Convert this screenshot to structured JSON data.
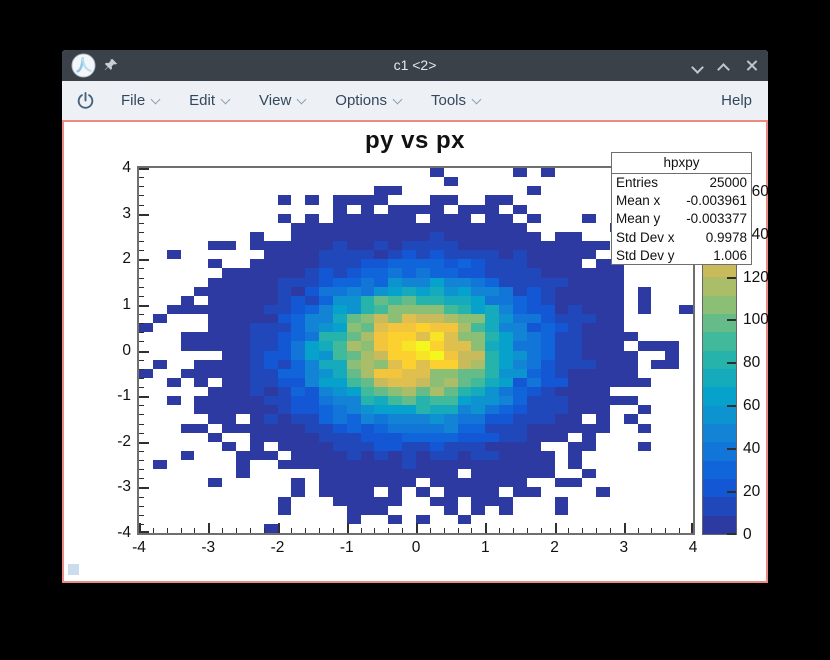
{
  "window": {
    "title": "c1 <2>"
  },
  "menubar": {
    "items": [
      {
        "label": "File"
      },
      {
        "label": "Edit"
      },
      {
        "label": "View"
      },
      {
        "label": "Options"
      },
      {
        "label": "Tools"
      }
    ],
    "help_label": "Help"
  },
  "stats_box": {
    "title": "hpxpy",
    "rows": [
      {
        "label": "Entries",
        "value": "25000"
      },
      {
        "label": "Mean x",
        "value": "-0.003961"
      },
      {
        "label": "Mean y",
        "value": "-0.003377"
      },
      {
        "label": "Std Dev x",
        "value": "0.9978"
      },
      {
        "label": "Std Dev y",
        "value": "1.006"
      }
    ]
  },
  "chart_data": {
    "type": "heatmap",
    "title": "py vs px",
    "histogram_name": "hpxpy",
    "entries": 25000,
    "mean_x": -0.003961,
    "mean_y": -0.003377,
    "std_dev_x": 0.9978,
    "std_dev_y": 1.006,
    "x_range": [
      -4,
      4
    ],
    "y_range": [
      -4,
      4
    ],
    "x_bins": 40,
    "y_bins": 40,
    "x_ticks": [
      -4,
      -3,
      -2,
      -1,
      0,
      1,
      2,
      3,
      4
    ],
    "y_ticks": [
      -4,
      -3,
      -2,
      -1,
      0,
      1,
      2,
      3,
      4
    ],
    "z_ticks": [
      0,
      20,
      40,
      60,
      80,
      100,
      120,
      140,
      160
    ],
    "z_max_approx": 172,
    "minor_ticks_per_unit": 4,
    "grid": false,
    "distribution": "2D standard normal distribution of 25000 entries binned 40x40 over [-4,4]x[-4,4]",
    "n_contours": 20,
    "palette_name": "ROOT kBird",
    "palette_stops": [
      [
        0.0,
        "#2c3aa2"
      ],
      [
        0.125,
        "#0f5cdd"
      ],
      [
        0.25,
        "#1480d6"
      ],
      [
        0.375,
        "#06a4ca"
      ],
      [
        0.5,
        "#2eb7a4"
      ],
      [
        0.625,
        "#87bf77"
      ],
      [
        0.75,
        "#d1bb59"
      ],
      [
        0.875,
        "#fec932"
      ],
      [
        1.0,
        "#f4f71e"
      ]
    ]
  }
}
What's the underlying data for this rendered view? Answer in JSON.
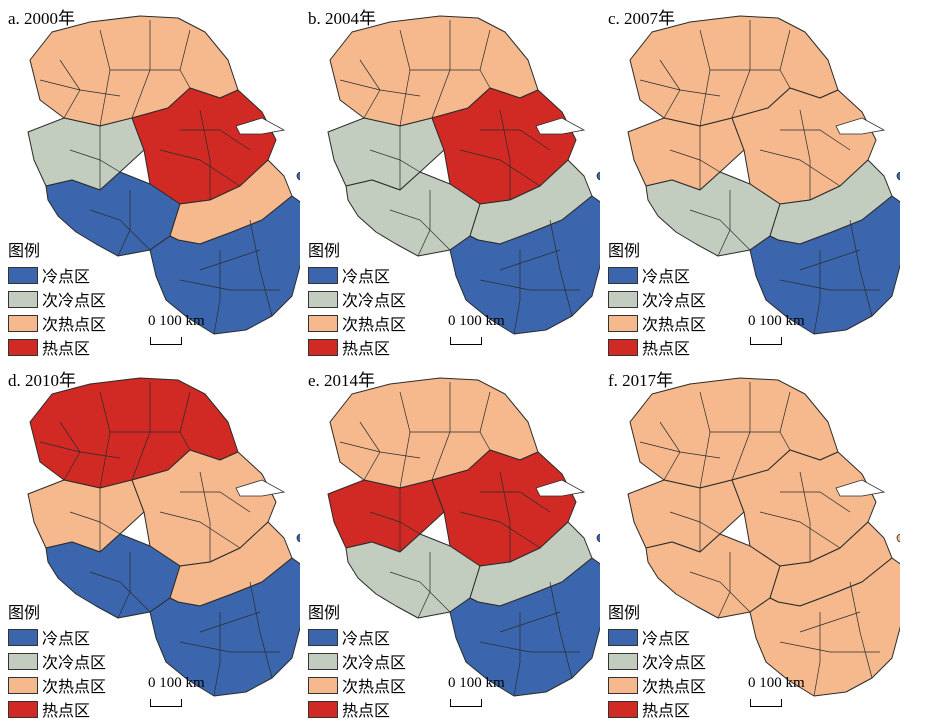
{
  "colors": {
    "cold": "#3b66ad",
    "subcold": "#c3cdbf",
    "subhot": "#f5b98d",
    "hot": "#d12a25",
    "border": "#2b2b2b",
    "river": "#ffffff"
  },
  "legend": {
    "title": "图例",
    "items": [
      {
        "key": "cold",
        "label": "冷点区"
      },
      {
        "key": "subcold",
        "label": "次冷点区"
      },
      {
        "key": "subhot",
        "label": "次热点区"
      },
      {
        "key": "hot",
        "label": "热点区"
      }
    ]
  },
  "scale": {
    "label": "0 100 km"
  },
  "panels": [
    {
      "title": "a. 2000年",
      "zones": {
        "north": "subhot",
        "midwest": "subcold",
        "center": "hot",
        "southwest": "cold",
        "midstrip": "subhot",
        "south": "cold"
      }
    },
    {
      "title": "b. 2004年",
      "zones": {
        "north": "subhot",
        "midwest": "subcold",
        "center": "hot",
        "southwest": "subcold",
        "midstrip": "subcold",
        "south": "cold"
      }
    },
    {
      "title": "c. 2007年",
      "zones": {
        "north": "subhot",
        "midwest": "subhot",
        "center": "subhot",
        "southwest": "subcold",
        "midstrip": "subcold",
        "south": "cold"
      }
    },
    {
      "title": "d. 2010年",
      "zones": {
        "north": "hot",
        "midwest": "subhot",
        "center": "subhot",
        "southwest": "cold",
        "midstrip": "subhot",
        "south": "cold"
      }
    },
    {
      "title": "e. 2014年",
      "zones": {
        "north": "subhot",
        "midwest": "hot",
        "center": "hot",
        "southwest": "subcold",
        "midstrip": "subcold",
        "south": "cold"
      }
    },
    {
      "title": "f. 2017年",
      "zones": {
        "north": "subhot",
        "midwest": "subhot",
        "center": "subhot",
        "southwest": "subhot",
        "midstrip": "subhot",
        "south": "subhot"
      }
    }
  ]
}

++++++

▶ **Task goal**
Without the pictures, print the whole listing exactly as given.

▶ **The solution**
Convert this screenshot to structured JSON data.
{
  "window": {
    "title": "c1 <2>"
  },
  "menubar": {
    "items": [
      {
        "label": "File"
      },
      {
        "label": "Edit"
      },
      {
        "label": "View"
      },
      {
        "label": "Options"
      },
      {
        "label": "Tools"
      }
    ],
    "help_label": "Help"
  },
  "stats_box": {
    "title": "hpxpy",
    "rows": [
      {
        "label": "Entries",
        "value": "25000"
      },
      {
        "label": "Mean x",
        "value": "-0.003961"
      },
      {
        "label": "Mean y",
        "value": "-0.003377"
      },
      {
        "label": "Std Dev x",
        "value": "0.9978"
      },
      {
        "label": "Std Dev y",
        "value": "1.006"
      }
    ]
  },
  "chart_data": {
    "type": "heatmap",
    "title": "py vs px",
    "histogram_name": "hpxpy",
    "entries": 25000,
    "mean_x": -0.003961,
    "mean_y": -0.003377,
    "std_dev_x": 0.9978,
    "std_dev_y": 1.006,
    "x_range": [
      -4,
      4
    ],
    "y_range": [
      -4,
      4
    ],
    "x_bins": 40,
    "y_bins": 40,
    "x_ticks": [
      -4,
      -3,
      -2,
      -1,
      0,
      1,
      2,
      3,
      4
    ],
    "y_ticks": [
      -4,
      -3,
      -2,
      -1,
      0,
      1,
      2,
      3,
      4
    ],
    "z_ticks": [
      0,
      20,
      40,
      60,
      80,
      100,
      120,
      140,
      160
    ],
    "z_max_approx": 172,
    "minor_ticks_per_unit": 4,
    "grid": false,
    "distribution": "2D standard normal distribution of 25000 entries binned 40x40 over [-4,4]x[-4,4]",
    "n_contours": 20,
    "palette_name": "ROOT kBird",
    "palette_stops": [
      [
        0.0,
        "#2c3aa2"
      ],
      [
        0.125,
        "#0f5cdd"
      ],
      [
        0.25,
        "#1480d6"
      ],
      [
        0.375,
        "#06a4ca"
      ],
      [
        0.5,
        "#2eb7a4"
      ],
      [
        0.625,
        "#87bf77"
      ],
      [
        0.75,
        "#d1bb59"
      ],
      [
        0.875,
        "#fec932"
      ],
      [
        1.0,
        "#f4f71e"
      ]
    ]
  }
}
What's the underlying data for this rendered view? Answer in JSON.
{
  "colors": {
    "cold": "#3b66ad",
    "subcold": "#c3cdbf",
    "subhot": "#f5b98d",
    "hot": "#d12a25",
    "border": "#2b2b2b",
    "river": "#ffffff"
  },
  "legend": {
    "title": "图例",
    "items": [
      {
        "key": "cold",
        "label": "冷点区"
      },
      {
        "key": "subcold",
        "label": "次冷点区"
      },
      {
        "key": "subhot",
        "label": "次热点区"
      },
      {
        "key": "hot",
        "label": "热点区"
      }
    ]
  },
  "scale": {
    "label": "0 100 km"
  },
  "panels": [
    {
      "title": "a. 2000年",
      "zones": {
        "north": "subhot",
        "midwest": "subcold",
        "center": "hot",
        "southwest": "cold",
        "midstrip": "subhot",
        "south": "cold"
      }
    },
    {
      "title": "b. 2004年",
      "zones": {
        "north": "subhot",
        "midwest": "subcold",
        "center": "hot",
        "southwest": "subcold",
        "midstrip": "subcold",
        "south": "cold"
      }
    },
    {
      "title": "c. 2007年",
      "zones": {
        "north": "subhot",
        "midwest": "subhot",
        "center": "subhot",
        "southwest": "subcold",
        "midstrip": "subcold",
        "south": "cold"
      }
    },
    {
      "title": "d. 2010年",
      "zones": {
        "north": "hot",
        "midwest": "subhot",
        "center": "subhot",
        "southwest": "cold",
        "midstrip": "subhot",
        "south": "cold"
      }
    },
    {
      "title": "e. 2014年",
      "zones": {
        "north": "subhot",
        "midwest": "hot",
        "center": "hot",
        "southwest": "subcold",
        "midstrip": "subcold",
        "south": "cold"
      }
    },
    {
      "title": "f. 2017年",
      "zones": {
        "north": "subhot",
        "midwest": "subhot",
        "center": "subhot",
        "southwest": "subhot",
        "midstrip": "subhot",
        "south": "subhot"
      }
    }
  ]
}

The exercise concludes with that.